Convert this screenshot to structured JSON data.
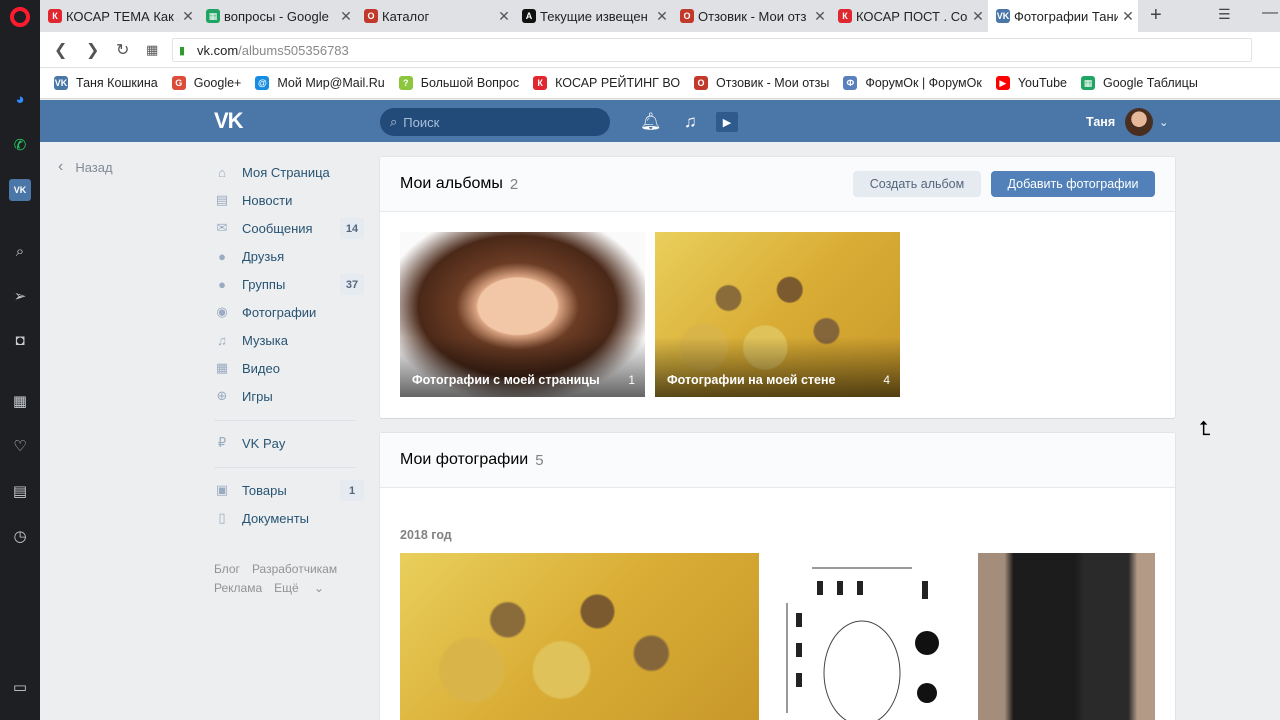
{
  "browser": {
    "tabs": [
      {
        "title": "КОСАР ТЕМА Как з",
        "icon": "kosar-icon",
        "color": "#e0262f",
        "letter": "К"
      },
      {
        "title": "вопросы - Google",
        "icon": "sheets-icon",
        "color": "#20a464",
        "letter": "▦"
      },
      {
        "title": "Каталог",
        "icon": "otzovik-icon",
        "color": "#c0392b",
        "letter": "O"
      },
      {
        "title": "Текущие извещен",
        "icon": "a-icon",
        "color": "#111111",
        "letter": "A"
      },
      {
        "title": "Отзовик - Мои отз",
        "icon": "otzovik-icon",
        "color": "#c0392b",
        "letter": "O"
      },
      {
        "title": "КОСАР ПОСТ . Соз",
        "icon": "kosar-icon",
        "color": "#e0262f",
        "letter": "К"
      },
      {
        "title": "Фотографии Тани",
        "icon": "vk-icon",
        "color": "#4a76a8",
        "letter": "VK"
      }
    ],
    "url_host": "vk.com",
    "url_path": "/albums505356783",
    "bookmarks": [
      {
        "label": "Таня Кошкина",
        "color": "#4a76a8",
        "letter": "VK"
      },
      {
        "label": "Google+",
        "color": "#dd4b39",
        "letter": "G"
      },
      {
        "label": "Мой Мир@Mail.Ru",
        "color": "#168de2",
        "letter": "@"
      },
      {
        "label": "Большой Вопрос",
        "color": "#8cc63f",
        "letter": "?"
      },
      {
        "label": "КОСАР РЕЙТИНГ ВО",
        "color": "#e0262f",
        "letter": "К"
      },
      {
        "label": "Отзовик - Мои отзы",
        "color": "#c0392b",
        "letter": "O"
      },
      {
        "label": "ФорумОк | ФорумОк",
        "color": "#5a7fbf",
        "letter": "Ф"
      },
      {
        "label": "YouTube",
        "color": "#ff0000",
        "letter": "▶"
      },
      {
        "label": "Google Таблицы",
        "color": "#20a464",
        "letter": "▦"
      }
    ]
  },
  "vk": {
    "search_placeholder": "Поиск",
    "user_name": "Таня",
    "back_label": "Назад",
    "menu": [
      {
        "label": "Моя Страница",
        "icon": "home-icon",
        "glyph": "⌂",
        "badge": ""
      },
      {
        "label": "Новости",
        "icon": "news-icon",
        "glyph": "▤",
        "badge": ""
      },
      {
        "label": "Сообщения",
        "icon": "messages-icon",
        "glyph": "✉",
        "badge": "14"
      },
      {
        "label": "Друзья",
        "icon": "friends-icon",
        "glyph": "●",
        "badge": ""
      },
      {
        "label": "Группы",
        "icon": "groups-icon",
        "glyph": "●",
        "badge": "37"
      },
      {
        "label": "Фотографии",
        "icon": "camera-icon",
        "glyph": "◉",
        "badge": ""
      },
      {
        "label": "Музыка",
        "icon": "music-icon",
        "glyph": "♫",
        "badge": ""
      },
      {
        "label": "Видео",
        "icon": "video-icon",
        "glyph": "▦",
        "badge": ""
      },
      {
        "label": "Игры",
        "icon": "games-icon",
        "glyph": "⊕",
        "badge": ""
      }
    ],
    "vkpay": {
      "label": "VK Pay",
      "icon": "ruble-icon",
      "glyph": "₽"
    },
    "menu2": [
      {
        "label": "Товары",
        "icon": "bag-icon",
        "glyph": "▣",
        "badge": "1"
      },
      {
        "label": "Документы",
        "icon": "document-icon",
        "glyph": "▯",
        "badge": ""
      }
    ],
    "footer": {
      "blog": "Блог",
      "dev": "Разработчикам",
      "ads": "Реклама",
      "more": "Ещё"
    }
  },
  "albums": {
    "title": "Мои альбомы",
    "count": "2",
    "create_label": "Создать альбом",
    "add_label": "Добавить фотографии",
    "items": [
      {
        "name": "Фотографии с моей страницы",
        "count": "1"
      },
      {
        "name": "Фотографии на моей стене",
        "count": "4"
      }
    ]
  },
  "photos": {
    "title": "Мои фотографии",
    "count": "5",
    "year": "2018 год"
  }
}
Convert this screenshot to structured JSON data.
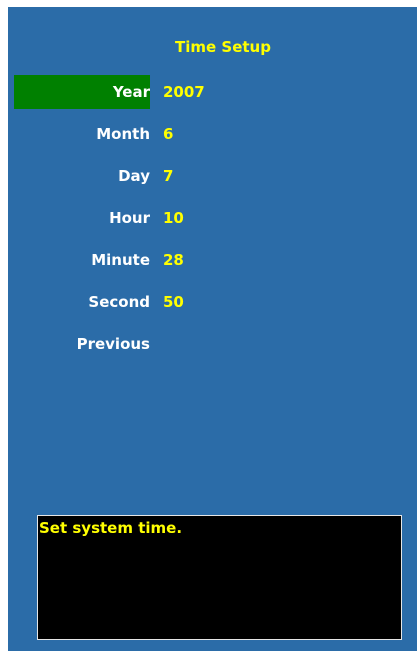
{
  "title": "Time Setup",
  "fields": {
    "year": {
      "label": "Year",
      "value": "2007"
    },
    "month": {
      "label": "Month",
      "value": "6"
    },
    "day": {
      "label": "Day",
      "value": "7"
    },
    "hour": {
      "label": "Hour",
      "value": "10"
    },
    "minute": {
      "label": "Minute",
      "value": "28"
    },
    "second": {
      "label": "Second",
      "value": "50"
    }
  },
  "previous_label": "Previous",
  "help_text": "Set system time.",
  "colors": {
    "background": "#2b6ca8",
    "selection": "#008000",
    "value_text": "#ffff00",
    "label_text": "#ffffff",
    "help_background": "#000000"
  }
}
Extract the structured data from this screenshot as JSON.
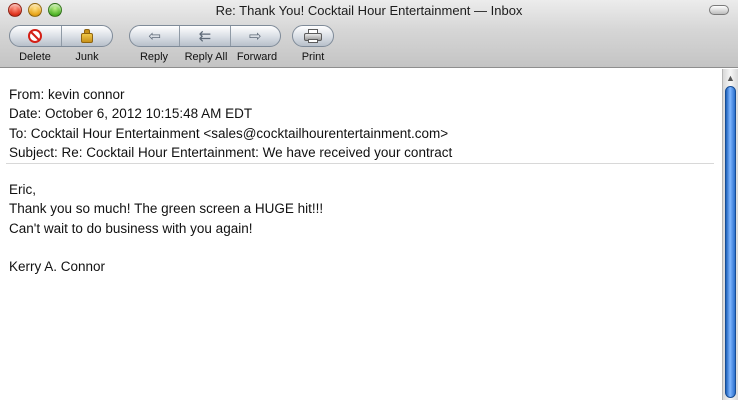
{
  "window": {
    "title": "Re: Thank You! Cocktail Hour Entertainment — Inbox"
  },
  "toolbar": {
    "delete_label": "Delete",
    "junk_label": "Junk",
    "reply_label": "Reply",
    "reply_all_label": "Reply All",
    "forward_label": "Forward",
    "print_label": "Print",
    "icons": {
      "delete": "delete-icon",
      "junk": "junk-icon",
      "reply": "reply-arrow-icon",
      "reply_all": "reply-all-arrow-icon",
      "forward": "forward-arrow-icon",
      "print": "printer-icon"
    }
  },
  "email": {
    "from": "From: kevin connor",
    "date": "Date: October 6, 2012 10:15:48 AM EDT",
    "to": "To: Cocktail Hour Entertainment <sales@cocktailhourentertainment.com>",
    "subject": "Subject: Re: Cocktail Hour Entertainment: We have received your contract",
    "body": [
      "Eric,",
      "Thank you so much! The green screen a HUGE hit!!!",
      "Can't wait to do business with you again!",
      "",
      "Kerry A. Connor"
    ]
  },
  "colors": {
    "delete_red": "#d41f16",
    "scroll_blue": "#2a6fcc"
  }
}
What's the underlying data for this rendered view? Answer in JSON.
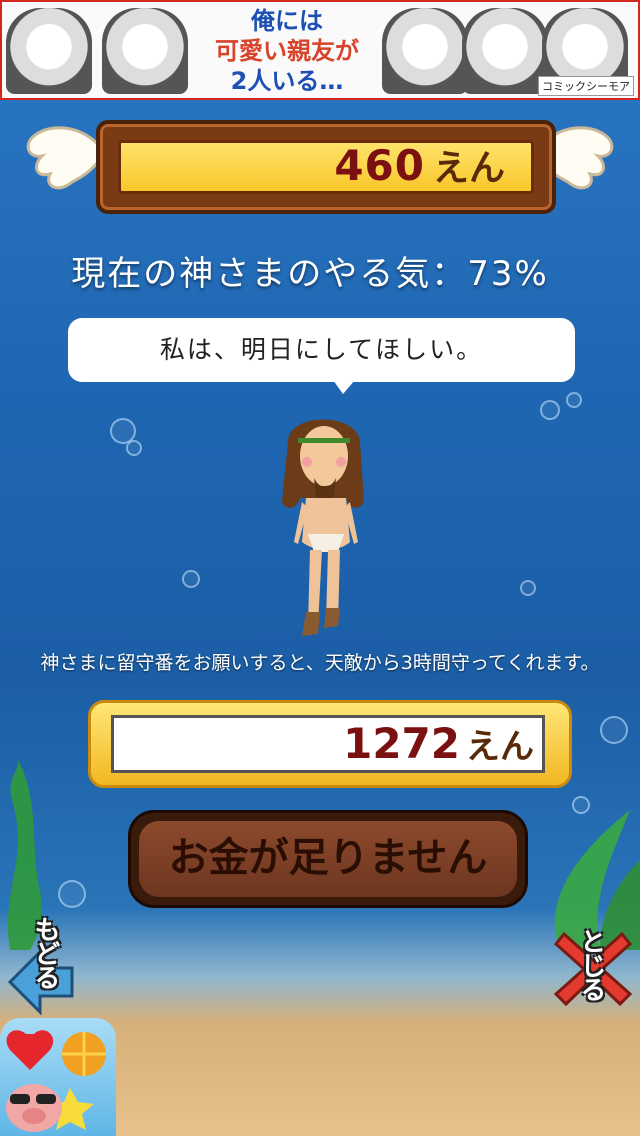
{
  "ad_banner": {
    "line1": "俺には",
    "line2": "可愛い親友が",
    "line3": "2人いる…",
    "brand": "コミックシーモア"
  },
  "money": {
    "value": "460",
    "unit": "えん"
  },
  "motivation_text": "現在の神さまのやる気：73%",
  "speech_text": "私は、明日にしてほしい。",
  "info_text": "神さまに留守番をお願いすると、天敵から3時間守ってくれます。",
  "cost": {
    "value": "1272",
    "unit": "えん"
  },
  "buy_button_label": "お金が足りません",
  "back_label": "もどる",
  "close_label": "とじる",
  "colors": {
    "money_text": "#7b1010",
    "frame_brown": "#7a3a14",
    "gold": "#f8c62a",
    "sea_blue": "#1f66b2"
  }
}
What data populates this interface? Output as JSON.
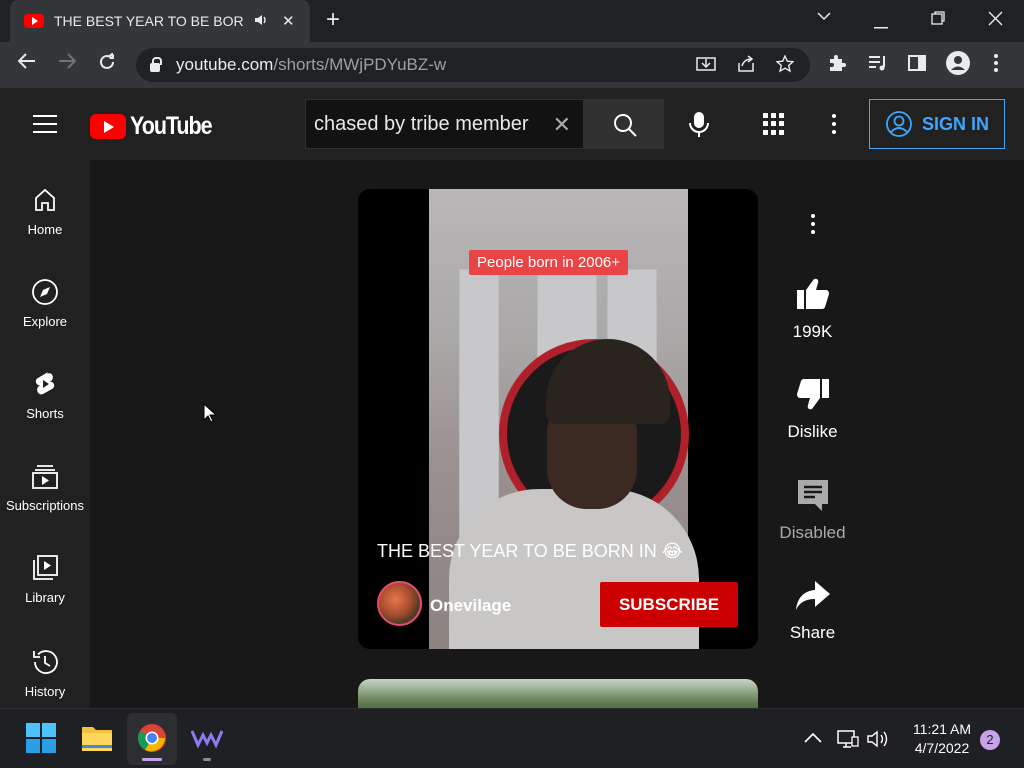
{
  "browser": {
    "tab": {
      "title": "THE BEST YEAR TO BE BORN IN 😂 - YouTube",
      "audio_icon": "speaker-icon",
      "close_label": "✕"
    },
    "new_tab_label": "+",
    "url": {
      "host": "youtube.com",
      "path": "/shorts/MWjPDYuBZ-w"
    },
    "window_controls": {
      "dropdown": "⌄",
      "minimize": "—",
      "restore": "❐",
      "close": "✕"
    }
  },
  "header": {
    "logo_text": "YouTube",
    "search": {
      "value": "chased by tribe member",
      "clear_label": "✕"
    },
    "sign_in_label": "SIGN IN"
  },
  "sidebar": {
    "items": [
      {
        "label": "Home",
        "icon": "home-icon"
      },
      {
        "label": "Explore",
        "icon": "compass-icon"
      },
      {
        "label": "Shorts",
        "icon": "shorts-icon"
      },
      {
        "label": "Subscriptions",
        "icon": "subscriptions-icon"
      },
      {
        "label": "Library",
        "icon": "library-icon"
      },
      {
        "label": "History",
        "icon": "history-icon"
      }
    ]
  },
  "short": {
    "overlay_caption": "People born in 2006+",
    "title": "THE BEST YEAR TO BE BORN IN 😂",
    "channel": "Onevilage",
    "subscribe_label": "SUBSCRIBE"
  },
  "actions": {
    "like_count": "199K",
    "dislike_label": "Dislike",
    "comments_label": "Disabled",
    "share_label": "Share"
  },
  "taskbar": {
    "time": "11:21 AM",
    "date": "4/7/2022",
    "notifications": "2"
  },
  "colors": {
    "brand_red": "#ff0000",
    "subscribe_red": "#cc0000",
    "link_blue": "#3ea6ff"
  }
}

============

#### Work required
Report how many lines in these entries contain "Cocktail". Answer with the number only.

#### Written solution
3